(Data excerpts)

* * * * * * *

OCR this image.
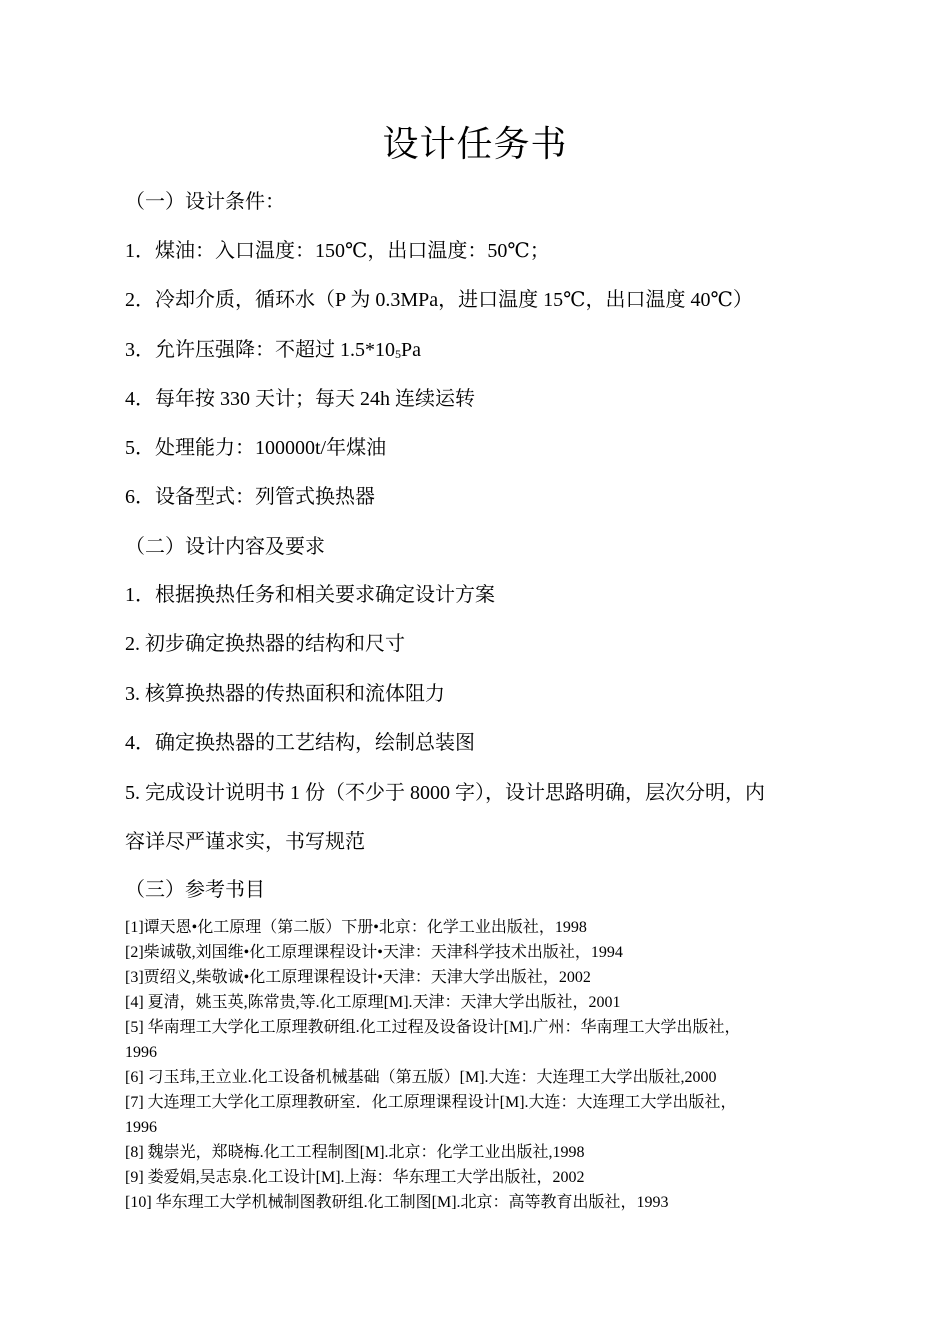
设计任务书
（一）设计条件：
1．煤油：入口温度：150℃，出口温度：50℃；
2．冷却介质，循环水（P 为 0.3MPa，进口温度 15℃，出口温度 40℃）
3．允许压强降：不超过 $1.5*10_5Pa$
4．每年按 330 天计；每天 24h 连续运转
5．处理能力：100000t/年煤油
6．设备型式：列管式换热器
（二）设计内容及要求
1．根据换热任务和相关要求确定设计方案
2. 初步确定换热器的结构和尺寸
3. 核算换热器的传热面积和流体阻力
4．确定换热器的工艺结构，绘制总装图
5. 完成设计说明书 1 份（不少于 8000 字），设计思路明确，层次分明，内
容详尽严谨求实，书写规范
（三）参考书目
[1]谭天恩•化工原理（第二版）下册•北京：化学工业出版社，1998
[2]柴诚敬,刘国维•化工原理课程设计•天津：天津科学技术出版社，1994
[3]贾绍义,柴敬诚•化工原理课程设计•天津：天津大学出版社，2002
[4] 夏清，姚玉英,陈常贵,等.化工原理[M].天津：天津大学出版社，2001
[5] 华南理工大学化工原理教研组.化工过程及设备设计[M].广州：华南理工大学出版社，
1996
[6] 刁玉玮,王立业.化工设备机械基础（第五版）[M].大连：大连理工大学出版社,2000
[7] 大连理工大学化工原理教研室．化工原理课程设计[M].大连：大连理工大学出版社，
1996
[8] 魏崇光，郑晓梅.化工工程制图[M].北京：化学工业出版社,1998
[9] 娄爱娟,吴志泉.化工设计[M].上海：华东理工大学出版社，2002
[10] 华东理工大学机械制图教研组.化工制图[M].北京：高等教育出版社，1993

* * * * * * *

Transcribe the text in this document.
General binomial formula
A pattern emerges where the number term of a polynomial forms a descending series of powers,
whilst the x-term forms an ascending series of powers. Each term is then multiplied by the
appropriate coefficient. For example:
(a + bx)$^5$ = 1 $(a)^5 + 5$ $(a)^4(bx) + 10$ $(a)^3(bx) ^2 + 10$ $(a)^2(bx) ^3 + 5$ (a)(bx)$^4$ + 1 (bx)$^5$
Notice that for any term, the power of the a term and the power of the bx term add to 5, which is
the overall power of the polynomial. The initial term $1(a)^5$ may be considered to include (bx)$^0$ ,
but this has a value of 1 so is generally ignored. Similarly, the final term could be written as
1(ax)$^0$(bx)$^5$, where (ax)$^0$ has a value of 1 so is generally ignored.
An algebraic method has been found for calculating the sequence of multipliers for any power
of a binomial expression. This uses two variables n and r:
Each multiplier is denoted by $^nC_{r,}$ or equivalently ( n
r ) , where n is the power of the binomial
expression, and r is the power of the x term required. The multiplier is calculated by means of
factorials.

* * * * * * *

§ THE PROBLEM
List each line holding the string "ignored".

§ COMPLETE ANSWER
but this has a value of 1 so is generally ignored. Similarly, the final term could be written as
1(ax)$^0$(bx)$^5$, where (ax)$^0$ has a value of 1 so is generally ignored.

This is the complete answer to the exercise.